Goal of the exercise:
Copy out each line exactly as it appears.

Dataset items
>>>

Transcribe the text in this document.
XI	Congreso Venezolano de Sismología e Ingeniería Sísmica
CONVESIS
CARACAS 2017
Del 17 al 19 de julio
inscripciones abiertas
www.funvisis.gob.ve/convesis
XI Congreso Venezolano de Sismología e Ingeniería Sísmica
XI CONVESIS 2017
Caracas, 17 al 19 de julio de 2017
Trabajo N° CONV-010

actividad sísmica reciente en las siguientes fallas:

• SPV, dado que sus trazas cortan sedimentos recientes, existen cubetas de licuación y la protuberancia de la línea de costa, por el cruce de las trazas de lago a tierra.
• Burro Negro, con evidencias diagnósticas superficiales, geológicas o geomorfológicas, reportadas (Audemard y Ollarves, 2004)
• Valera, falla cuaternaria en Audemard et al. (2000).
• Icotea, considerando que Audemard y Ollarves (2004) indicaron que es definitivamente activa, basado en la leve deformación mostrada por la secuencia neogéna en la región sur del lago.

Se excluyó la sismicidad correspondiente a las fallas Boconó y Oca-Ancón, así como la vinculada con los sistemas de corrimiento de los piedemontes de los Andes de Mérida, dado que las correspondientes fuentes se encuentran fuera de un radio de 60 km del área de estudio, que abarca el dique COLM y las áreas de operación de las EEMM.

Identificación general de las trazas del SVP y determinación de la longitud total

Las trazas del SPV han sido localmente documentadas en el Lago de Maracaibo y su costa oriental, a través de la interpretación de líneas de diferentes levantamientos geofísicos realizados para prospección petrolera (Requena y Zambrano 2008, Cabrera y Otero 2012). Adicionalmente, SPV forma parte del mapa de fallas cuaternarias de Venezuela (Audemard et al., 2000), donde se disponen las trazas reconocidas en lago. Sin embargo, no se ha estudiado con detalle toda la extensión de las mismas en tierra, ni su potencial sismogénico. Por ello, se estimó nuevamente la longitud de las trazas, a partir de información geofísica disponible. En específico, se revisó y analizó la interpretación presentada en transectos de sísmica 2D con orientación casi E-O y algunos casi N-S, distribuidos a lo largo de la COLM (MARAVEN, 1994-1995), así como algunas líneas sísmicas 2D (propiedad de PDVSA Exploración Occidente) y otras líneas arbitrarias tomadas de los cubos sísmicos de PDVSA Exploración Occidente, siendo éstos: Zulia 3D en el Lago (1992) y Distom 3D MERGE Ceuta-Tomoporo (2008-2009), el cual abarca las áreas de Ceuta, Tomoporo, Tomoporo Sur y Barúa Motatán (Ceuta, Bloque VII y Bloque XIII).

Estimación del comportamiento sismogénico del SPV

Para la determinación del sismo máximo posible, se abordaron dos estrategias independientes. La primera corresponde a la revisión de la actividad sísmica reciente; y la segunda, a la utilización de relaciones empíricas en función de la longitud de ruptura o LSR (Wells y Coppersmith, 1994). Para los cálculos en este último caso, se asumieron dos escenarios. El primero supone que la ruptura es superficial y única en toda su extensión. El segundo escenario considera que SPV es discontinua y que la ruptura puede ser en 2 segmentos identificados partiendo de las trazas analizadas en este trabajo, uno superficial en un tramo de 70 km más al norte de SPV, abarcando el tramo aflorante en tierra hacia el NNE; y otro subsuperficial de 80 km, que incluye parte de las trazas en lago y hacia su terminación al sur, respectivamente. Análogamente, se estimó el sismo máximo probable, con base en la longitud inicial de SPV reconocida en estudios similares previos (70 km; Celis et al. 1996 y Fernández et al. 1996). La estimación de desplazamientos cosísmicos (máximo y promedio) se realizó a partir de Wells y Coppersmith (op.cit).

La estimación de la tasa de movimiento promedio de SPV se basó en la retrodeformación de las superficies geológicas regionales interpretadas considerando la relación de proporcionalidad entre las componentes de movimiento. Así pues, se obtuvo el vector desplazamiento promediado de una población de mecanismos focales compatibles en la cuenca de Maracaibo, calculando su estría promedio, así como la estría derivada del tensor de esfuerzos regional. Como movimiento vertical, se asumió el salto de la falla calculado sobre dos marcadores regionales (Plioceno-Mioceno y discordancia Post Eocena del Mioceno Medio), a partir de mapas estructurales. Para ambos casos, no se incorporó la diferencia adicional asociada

<<<

Answer for this exercise:
Transcribe the text in this document.
XI	Congreso Venezolano de Sismología e Ingeniería Sísmica
CONVESIS
CARACAS 2017
Del 17 al 19 de julio
inscripciones abiertas
www.funvisis.gob.ve/convesis
XI Congreso Venezolano de Sismología e Ingeniería Sísmica
XI CONVESIS 2017
Caracas, 17 al 19 de julio de 2017
Trabajo N° CONV-010

actividad sísmica reciente en las siguientes fallas:

• SPV, dado que sus trazas cortan sedimentos recientes, existen cubetas de licuación y la protuberancia de la línea de costa, por el cruce de las trazas de lago a tierra.
• Burro Negro, con evidencias diagnósticas superficiales, geológicas o geomorfológicas, reportadas (Audemard y Ollarves, 2004)
• Valera, falla cuaternaria en Audemard et al. (2000).
• Icotea, considerando que Audemard y Ollarves (2004) indicaron que es definitivamente activa, basado en la leve deformación mostrada por la secuencia neogéna en la región sur del lago.

Se excluyó la sismicidad correspondiente a las fallas Boconó y Oca-Ancón, así como la vinculada con los sistemas de corrimiento de los piedemontes de los Andes de Mérida, dado que las correspondientes fuentes se encuentran fuera de un radio de 60 km del área de estudio, que abarca el dique COLM y las áreas de operación de las EEMM.

Identificación general de las trazas del SVP y determinación de la longitud total

Las trazas del SPV han sido localmente documentadas en el Lago de Maracaibo y su costa oriental, a través de la interpretación de líneas de diferentes levantamientos geofísicos realizados para prospección petrolera (Requena y Zambrano 2008, Cabrera y Otero 2012). Adicionalmente, SPV forma parte del mapa de fallas cuaternarias de Venezuela (Audemard et al., 2000), donde se disponen las trazas reconocidas en lago. Sin embargo, no se ha estudiado con detalle toda la extensión de las mismas en tierra, ni su potencial sismogénico. Por ello, se estimó nuevamente la longitud de las trazas, a partir de información geofísica disponible. En específico, se revisó y analizó la interpretación presentada en transectos de sísmica 2D con orientación casi E-O y algunos casi N-S, distribuidos a lo largo de la COLM (MARAVEN, 1994-1995), así como algunas líneas sísmicas 2D (propiedad de PDVSA Exploración Occidente) y otras líneas arbitrarias tomadas de los cubos sísmicos de PDVSA Exploración Occidente, siendo éstos: Zulia 3D en el Lago (1992) y Distom 3D MERGE Ceuta-Tomoporo (2008-2009), el cual abarca las áreas de Ceuta, Tomoporo, Tomoporo Sur y Barúa Motatán (Ceuta, Bloque VII y Bloque XIII).

Estimación del comportamiento sismogénico del SPV

Para la determinación del sismo máximo posible, se abordaron dos estrategias independientes. La primera corresponde a la revisión de la actividad sísmica reciente; y la segunda, a la utilización de relaciones empíricas en función de la longitud de ruptura o LSR (Wells y Coppersmith, 1994). Para los cálculos en este último caso, se asumieron dos escenarios. El primero supone que la ruptura es superficial y única en toda su extensión. El segundo escenario considera que SPV es discontinua y que la ruptura puede ser en 2 segmentos identificados partiendo de las trazas analizadas en este trabajo, uno superficial en un tramo de 70 km más al norte de SPV, abarcando el tramo aflorante en tierra hacia el NNE; y otro subsuperficial de 80 km, que incluye parte de las trazas en lago y hacia su terminación al sur, respectivamente. Análogamente, se estimó el sismo máximo probable, con base en la longitud inicial de SPV reconocida en estudios similares previos (70 km; Celis et al. 1996 y Fernández et al. 1996). La estimación de desplazamientos cosísmicos (máximo y promedio) se realizó a partir de Wells y Coppersmith (op.cit).

La estimación de la tasa de movimiento promedio de SPV se basó en la retrodeformación de las superficies geológicas regionales interpretadas considerando la relación de proporcionalidad entre las componentes de movimiento. Así pues, se obtuvo el vector desplazamiento promediado de una población de mecanismos focales compatibles en la cuenca de Maracaibo, calculando su estría promedio, así como la estría derivada del tensor de esfuerzos regional. Como movimiento vertical, se asumió el salto de la falla calculado sobre dos marcadores regionales (Plioceno-Mioceno y discordancia Post Eocena del Mioceno Medio), a partir de mapas estructurales. Para ambos casos, no se incorporó la diferencia adicional asociada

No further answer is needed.